The task: Repeat the lines that follow, leaving nothing out.

Material supplied:
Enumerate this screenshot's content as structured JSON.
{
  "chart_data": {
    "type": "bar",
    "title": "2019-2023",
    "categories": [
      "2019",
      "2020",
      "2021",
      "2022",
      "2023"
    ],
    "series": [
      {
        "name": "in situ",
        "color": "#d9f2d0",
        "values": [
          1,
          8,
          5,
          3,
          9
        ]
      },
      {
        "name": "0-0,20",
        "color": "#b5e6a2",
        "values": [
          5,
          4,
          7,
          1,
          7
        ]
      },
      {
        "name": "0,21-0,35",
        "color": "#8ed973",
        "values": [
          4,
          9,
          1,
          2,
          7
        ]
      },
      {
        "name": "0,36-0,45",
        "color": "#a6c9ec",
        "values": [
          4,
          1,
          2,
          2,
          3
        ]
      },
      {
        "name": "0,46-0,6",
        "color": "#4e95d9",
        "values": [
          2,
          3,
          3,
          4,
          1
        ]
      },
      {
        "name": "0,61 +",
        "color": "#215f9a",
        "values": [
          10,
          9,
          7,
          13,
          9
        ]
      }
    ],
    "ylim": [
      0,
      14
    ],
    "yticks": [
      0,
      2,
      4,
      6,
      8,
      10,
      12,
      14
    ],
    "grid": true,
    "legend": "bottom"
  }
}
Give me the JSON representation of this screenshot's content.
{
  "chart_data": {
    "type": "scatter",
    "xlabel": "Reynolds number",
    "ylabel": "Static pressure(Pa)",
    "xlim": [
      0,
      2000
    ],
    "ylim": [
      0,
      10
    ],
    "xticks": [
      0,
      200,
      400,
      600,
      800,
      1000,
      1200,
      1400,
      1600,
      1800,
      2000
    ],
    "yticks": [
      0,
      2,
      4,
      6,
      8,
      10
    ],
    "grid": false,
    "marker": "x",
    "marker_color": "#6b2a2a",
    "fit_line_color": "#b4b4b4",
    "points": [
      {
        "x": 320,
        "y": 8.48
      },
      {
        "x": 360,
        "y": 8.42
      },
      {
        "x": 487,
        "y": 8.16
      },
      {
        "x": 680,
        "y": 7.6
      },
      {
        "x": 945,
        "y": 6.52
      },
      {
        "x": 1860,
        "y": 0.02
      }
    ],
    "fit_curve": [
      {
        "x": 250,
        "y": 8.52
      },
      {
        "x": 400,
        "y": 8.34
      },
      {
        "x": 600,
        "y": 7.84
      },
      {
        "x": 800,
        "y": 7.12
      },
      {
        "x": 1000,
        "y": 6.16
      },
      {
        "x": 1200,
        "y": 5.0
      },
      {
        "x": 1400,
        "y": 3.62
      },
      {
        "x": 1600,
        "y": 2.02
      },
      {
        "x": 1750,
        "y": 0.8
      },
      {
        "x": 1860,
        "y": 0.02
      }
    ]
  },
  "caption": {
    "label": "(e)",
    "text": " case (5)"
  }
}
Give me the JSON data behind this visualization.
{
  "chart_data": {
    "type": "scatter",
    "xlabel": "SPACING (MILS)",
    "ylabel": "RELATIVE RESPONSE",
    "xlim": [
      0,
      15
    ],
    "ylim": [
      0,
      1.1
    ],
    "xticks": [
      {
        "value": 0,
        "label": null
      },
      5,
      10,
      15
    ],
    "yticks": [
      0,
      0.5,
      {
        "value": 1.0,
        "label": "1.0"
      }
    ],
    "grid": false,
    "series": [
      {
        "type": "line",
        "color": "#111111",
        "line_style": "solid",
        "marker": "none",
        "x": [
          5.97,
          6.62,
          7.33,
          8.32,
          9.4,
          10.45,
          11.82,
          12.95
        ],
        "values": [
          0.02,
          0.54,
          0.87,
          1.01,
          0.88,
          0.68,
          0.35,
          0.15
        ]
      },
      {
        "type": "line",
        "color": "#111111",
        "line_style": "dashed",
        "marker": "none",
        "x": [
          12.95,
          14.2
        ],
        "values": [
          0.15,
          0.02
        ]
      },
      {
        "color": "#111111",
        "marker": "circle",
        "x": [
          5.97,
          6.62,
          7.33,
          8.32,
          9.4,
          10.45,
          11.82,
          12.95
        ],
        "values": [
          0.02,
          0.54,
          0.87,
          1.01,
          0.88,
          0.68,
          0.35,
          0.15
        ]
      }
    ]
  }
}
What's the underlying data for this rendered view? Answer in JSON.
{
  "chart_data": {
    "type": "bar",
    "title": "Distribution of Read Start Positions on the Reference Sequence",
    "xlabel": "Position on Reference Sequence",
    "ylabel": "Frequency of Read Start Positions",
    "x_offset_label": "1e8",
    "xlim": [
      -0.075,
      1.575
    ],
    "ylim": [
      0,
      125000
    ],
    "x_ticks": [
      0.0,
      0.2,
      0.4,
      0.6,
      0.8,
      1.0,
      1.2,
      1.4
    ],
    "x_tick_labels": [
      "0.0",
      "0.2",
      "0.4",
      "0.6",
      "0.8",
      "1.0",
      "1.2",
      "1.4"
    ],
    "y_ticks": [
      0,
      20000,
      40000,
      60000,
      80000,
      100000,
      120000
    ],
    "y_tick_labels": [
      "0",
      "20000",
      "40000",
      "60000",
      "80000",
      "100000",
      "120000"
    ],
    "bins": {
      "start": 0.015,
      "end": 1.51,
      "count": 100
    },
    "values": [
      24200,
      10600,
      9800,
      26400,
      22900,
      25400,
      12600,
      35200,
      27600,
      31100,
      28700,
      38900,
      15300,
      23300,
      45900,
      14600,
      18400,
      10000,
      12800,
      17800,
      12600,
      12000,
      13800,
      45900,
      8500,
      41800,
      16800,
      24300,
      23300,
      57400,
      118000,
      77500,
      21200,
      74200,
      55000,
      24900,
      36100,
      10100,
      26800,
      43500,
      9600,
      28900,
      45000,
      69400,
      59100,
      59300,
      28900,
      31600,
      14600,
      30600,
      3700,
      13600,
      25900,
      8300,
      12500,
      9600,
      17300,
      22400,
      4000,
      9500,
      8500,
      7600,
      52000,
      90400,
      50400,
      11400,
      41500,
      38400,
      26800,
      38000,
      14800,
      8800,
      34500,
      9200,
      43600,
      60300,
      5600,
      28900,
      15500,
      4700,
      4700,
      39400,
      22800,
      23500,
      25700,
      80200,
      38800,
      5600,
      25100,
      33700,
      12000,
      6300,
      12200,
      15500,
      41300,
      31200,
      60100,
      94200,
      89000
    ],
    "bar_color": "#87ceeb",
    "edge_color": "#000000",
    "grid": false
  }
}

Answer to this exercise:
Enumerate this screenshot's content as structured JSON.
{
  "chart_data": {
    "type": "bar",
    "title": "2019-2023",
    "categories": [
      "2019",
      "2020",
      "2021",
      "2022",
      "2023"
    ],
    "series": [
      {
        "name": "in situ",
        "color": "#d9f2d0",
        "values": [
          1,
          8,
          5,
          3,
          9
        ]
      },
      {
        "name": "0-0,20",
        "color": "#b5e6a2",
        "values": [
          5,
          4,
          7,
          1,
          7
        ]
      },
      {
        "name": "0,21-0,35",
        "color": "#8ed973",
        "values": [
          4,
          9,
          1,
          2,
          7
        ]
      },
      {
        "name": "0,36-0,45",
        "color": "#a6c9ec",
        "values": [
          4,
          1,
          2,
          2,
          3
        ]
      },
      {
        "name": "0,46-0,6",
        "color": "#4e95d9",
        "values": [
          2,
          3,
          3,
          4,
          1
        ]
      },
      {
        "name": "0,61 +",
        "color": "#215f9a",
        "values": [
          10,
          9,
          7,
          13,
          9
        ]
      }
    ],
    "ylim": [
      0,
      14
    ],
    "yticks": [
      0,
      2,
      4,
      6,
      8,
      10,
      12,
      14
    ],
    "grid": true,
    "legend": "bottom"
  }
}
Give me the JSON representation of this screenshot's content.
{
  "chart_data": {
    "type": "scatter",
    "xlabel": "Reynolds number",
    "ylabel": "Static pressure(Pa)",
    "xlim": [
      0,
      2000
    ],
    "ylim": [
      0,
      10
    ],
    "xticks": [
      0,
      200,
      400,
      600,
      800,
      1000,
      1200,
      1400,
      1600,
      1800,
      2000
    ],
    "yticks": [
      0,
      2,
      4,
      6,
      8,
      10
    ],
    "grid": false,
    "marker": "x",
    "marker_color": "#6b2a2a",
    "fit_line_color": "#b4b4b4",
    "points": [
      {
        "x": 320,
        "y": 8.48
      },
      {
        "x": 360,
        "y": 8.42
      },
      {
        "x": 487,
        "y": 8.16
      },
      {
        "x": 680,
        "y": 7.6
      },
      {
        "x": 945,
        "y": 6.52
      },
      {
        "x": 1860,
        "y": 0.02
      }
    ],
    "fit_curve": [
      {
        "x": 250,
        "y": 8.52
      },
      {
        "x": 400,
        "y": 8.34
      },
      {
        "x": 600,
        "y": 7.84
      },
      {
        "x": 800,
        "y": 7.12
      },
      {
        "x": 1000,
        "y": 6.16
      },
      {
        "x": 1200,
        "y": 5.0
      },
      {
        "x": 1400,
        "y": 3.62
      },
      {
        "x": 1600,
        "y": 2.02
      },
      {
        "x": 1750,
        "y": 0.8
      },
      {
        "x": 1860,
        "y": 0.02
      }
    ]
  },
  "caption": {
    "label": "(e)",
    "text": " case (5)"
  }
}
Give me the JSON data behind this visualization.
{
  "chart_data": {
    "type": "scatter",
    "xlabel": "SPACING (MILS)",
    "ylabel": "RELATIVE RESPONSE",
    "xlim": [
      0,
      15
    ],
    "ylim": [
      0,
      1.1
    ],
    "xticks": [
      {
        "value": 0,
        "label": null
      },
      5,
      10,
      15
    ],
    "yticks": [
      0,
      0.5,
      {
        "value": 1.0,
        "label": "1.0"
      }
    ],
    "grid": false,
    "series": [
      {
        "type": "line",
        "color": "#111111",
        "line_style": "solid",
        "marker": "none",
        "x": [
          5.97,
          6.62,
          7.33,
          8.32,
          9.4,
          10.45,
          11.82,
          12.95
        ],
        "values": [
          0.02,
          0.54,
          0.87,
          1.01,
          0.88,
          0.68,
          0.35,
          0.15
        ]
      },
      {
        "type": "line",
        "color": "#111111",
        "line_style": "dashed",
        "marker": "none",
        "x": [
          12.95,
          14.2
        ],
        "values": [
          0.15,
          0.02
        ]
      },
      {
        "color": "#111111",
        "marker": "circle",
        "x": [
          5.97,
          6.62,
          7.33,
          8.32,
          9.4,
          10.45,
          11.82,
          12.95
        ],
        "values": [
          0.02,
          0.54,
          0.87,
          1.01,
          0.88,
          0.68,
          0.35,
          0.15
        ]
      }
    ]
  }
}
What's the underlying data for this rendered view? Answer in JSON.
{
  "chart_data": {
    "type": "bar",
    "title": "Distribution of Read Start Positions on the Reference Sequence",
    "xlabel": "Position on Reference Sequence",
    "ylabel": "Frequency of Read Start Positions",
    "x_offset_label": "1e8",
    "xlim": [
      -0.075,
      1.575
    ],
    "ylim": [
      0,
      125000
    ],
    "x_ticks": [
      0.0,
      0.2,
      0.4,
      0.6,
      0.8,
      1.0,
      1.2,
      1.4
    ],
    "x_tick_labels": [
      "0.0",
      "0.2",
      "0.4",
      "0.6",
      "0.8",
      "1.0",
      "1.2",
      "1.4"
    ],
    "y_ticks": [
      0,
      20000,
      40000,
      60000,
      80000,
      100000,
      120000
    ],
    "y_tick_labels": [
      "0",
      "20000",
      "40000",
      "60000",
      "80000",
      "100000",
      "120000"
    ],
    "bins": {
      "start": 0.015,
      "end": 1.51,
      "count": 100
    },
    "values": [
      24200,
      10600,
      9800,
      26400,
      22900,
      25400,
      12600,
      35200,
      27600,
      31100,
      28700,
      38900,
      15300,
      23300,
      45900,
      14600,
      18400,
      10000,
      12800,
      17800,
      12600,
      12000,
      13800,
      45900,
      8500,
      41800,
      16800,
      24300,
      23300,
      57400,
      118000,
      77500,
      21200,
      74200,
      55000,
      24900,
      36100,
      10100,
      26800,
      43500,
      9600,
      28900,
      45000,
      69400,
      59100,
      59300,
      28900,
      31600,
      14600,
      30600,
      3700,
      13600,
      25900,
      8300,
      12500,
      9600,
      17300,
      22400,
      4000,
      9500,
      8500,
      7600,
      52000,
      90400,
      50400,
      11400,
      41500,
      38400,
      26800,
      38000,
      14800,
      8800,
      34500,
      9200,
      43600,
      60300,
      5600,
      28900,
      15500,
      4700,
      4700,
      39400,
      22800,
      23500,
      25700,
      80200,
      38800,
      5600,
      25100,
      33700,
      12000,
      6300,
      12200,
      15500,
      41300,
      31200,
      60100,
      94200,
      89000
    ],
    "bar_color": "#87ceeb",
    "edge_color": "#000000",
    "grid": false
  }
}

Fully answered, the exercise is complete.